● **OBJECTIVE**
Every record below should be printed exactly as it appears.

-- start of MATERIAL FOR THIS TASK --

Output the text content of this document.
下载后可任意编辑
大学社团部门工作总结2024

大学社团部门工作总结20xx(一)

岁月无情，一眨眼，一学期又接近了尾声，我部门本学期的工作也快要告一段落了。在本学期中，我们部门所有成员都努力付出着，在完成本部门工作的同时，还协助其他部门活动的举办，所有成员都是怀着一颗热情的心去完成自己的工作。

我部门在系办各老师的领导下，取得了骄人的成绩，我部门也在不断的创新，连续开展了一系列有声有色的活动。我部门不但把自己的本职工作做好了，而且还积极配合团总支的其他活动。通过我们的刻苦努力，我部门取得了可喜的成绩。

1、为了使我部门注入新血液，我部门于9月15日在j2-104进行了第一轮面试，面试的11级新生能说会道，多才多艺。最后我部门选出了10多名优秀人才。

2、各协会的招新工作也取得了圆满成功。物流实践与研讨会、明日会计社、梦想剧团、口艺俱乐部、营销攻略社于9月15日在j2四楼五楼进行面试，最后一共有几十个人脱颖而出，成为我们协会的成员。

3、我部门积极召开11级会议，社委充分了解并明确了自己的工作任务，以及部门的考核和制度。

-- end of MATERIAL FOR THIS TASK --

● **SOLUTION BELOW**
Output the text content of this document.
下载后可任意编辑
大学社团部门工作总结2024

大学社团部门工作总结20xx(一)

岁月无情，一眨眼，一学期又接近了尾声，我部门本学期的工作也快要告一段落了。在本学期中，我们部门所有成员都努力付出着，在完成本部门工作的同时，还协助其他部门活动的举办，所有成员都是怀着一颗热情的心去完成自己的工作。

我部门在系办各老师的领导下，取得了骄人的成绩，我部门也在不断的创新，连续开展了一系列有声有色的活动。我部门不但把自己的本职工作做好了，而且还积极配合团总支的其他活动。通过我们的刻苦努力，我部门取得了可喜的成绩。

1、为了使我部门注入新血液，我部门于9月15日在j2-104进行了第一轮面试，面试的11级新生能说会道，多才多艺。最后我部门选出了10多名优秀人才。

2、各协会的招新工作也取得了圆满成功。物流实践与研讨会、明日会计社、梦想剧团、口艺俱乐部、营销攻略社于9月15日在j2四楼五楼进行面试，最后一共有几十个人脱颖而出，成为我们协会的成员。

3、我部门积极召开11级会议，社委充分了解并明确了自己的工作任务，以及部门的考核和制度。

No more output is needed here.